(begin)
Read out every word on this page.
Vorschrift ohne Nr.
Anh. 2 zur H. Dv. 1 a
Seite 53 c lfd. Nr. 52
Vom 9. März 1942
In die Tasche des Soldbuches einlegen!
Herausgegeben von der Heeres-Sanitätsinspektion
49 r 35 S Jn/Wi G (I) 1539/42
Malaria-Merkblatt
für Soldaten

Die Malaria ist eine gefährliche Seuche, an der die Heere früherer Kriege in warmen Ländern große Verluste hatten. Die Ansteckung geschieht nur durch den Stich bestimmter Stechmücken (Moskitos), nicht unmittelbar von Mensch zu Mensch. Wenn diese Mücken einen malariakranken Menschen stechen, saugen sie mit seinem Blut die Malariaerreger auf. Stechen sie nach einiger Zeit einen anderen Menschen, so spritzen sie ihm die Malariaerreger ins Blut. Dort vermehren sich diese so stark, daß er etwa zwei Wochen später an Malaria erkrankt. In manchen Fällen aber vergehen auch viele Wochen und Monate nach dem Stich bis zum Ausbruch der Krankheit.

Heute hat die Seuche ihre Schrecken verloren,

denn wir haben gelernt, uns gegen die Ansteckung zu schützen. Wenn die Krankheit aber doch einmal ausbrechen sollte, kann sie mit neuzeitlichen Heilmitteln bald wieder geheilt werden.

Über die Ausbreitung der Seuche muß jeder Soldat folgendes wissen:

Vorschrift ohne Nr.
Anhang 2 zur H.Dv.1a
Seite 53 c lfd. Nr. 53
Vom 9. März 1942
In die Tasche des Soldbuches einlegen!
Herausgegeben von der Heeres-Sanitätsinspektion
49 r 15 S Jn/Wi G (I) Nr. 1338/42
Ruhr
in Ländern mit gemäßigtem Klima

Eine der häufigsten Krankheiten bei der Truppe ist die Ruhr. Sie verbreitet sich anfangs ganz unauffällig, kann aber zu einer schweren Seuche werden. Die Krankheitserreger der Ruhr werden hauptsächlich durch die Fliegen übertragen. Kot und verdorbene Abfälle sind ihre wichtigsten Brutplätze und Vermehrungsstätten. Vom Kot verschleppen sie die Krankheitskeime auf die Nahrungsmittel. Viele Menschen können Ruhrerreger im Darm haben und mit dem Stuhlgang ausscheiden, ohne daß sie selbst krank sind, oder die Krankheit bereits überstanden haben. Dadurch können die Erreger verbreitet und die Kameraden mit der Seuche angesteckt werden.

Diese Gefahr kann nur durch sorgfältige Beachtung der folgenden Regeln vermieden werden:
(end)
Set exercise:
In the records above, find each line that holds the word "Ruhr"; copy all such lines.

Written answer:
Ruhr
Eine der häufigsten Krankheiten bei der Truppe ist die Ruhr. Sie verbreitet sich anfangs ganz unauffällig, kann aber zu einer schweren Seuche werden. Die Krankheitserreger der Ruhr werden hauptsächlich durch die Fliegen übertragen. Kot und verdorbene Abfälle sind ihre wichtigsten Brutplätze und Vermehrungsstätten. Vom Kot verschleppen sie die Krankheitskeime auf die Nahrungsmittel. Viele Menschen können Ruhrerreger im Darm haben und mit dem Stuhlgang ausscheiden, ohne daß sie selbst krank sind, oder die Krankheit bereits überstanden haben. Dadurch können die Erreger verbreitet und die Kameraden mit der Seuche angesteckt werden.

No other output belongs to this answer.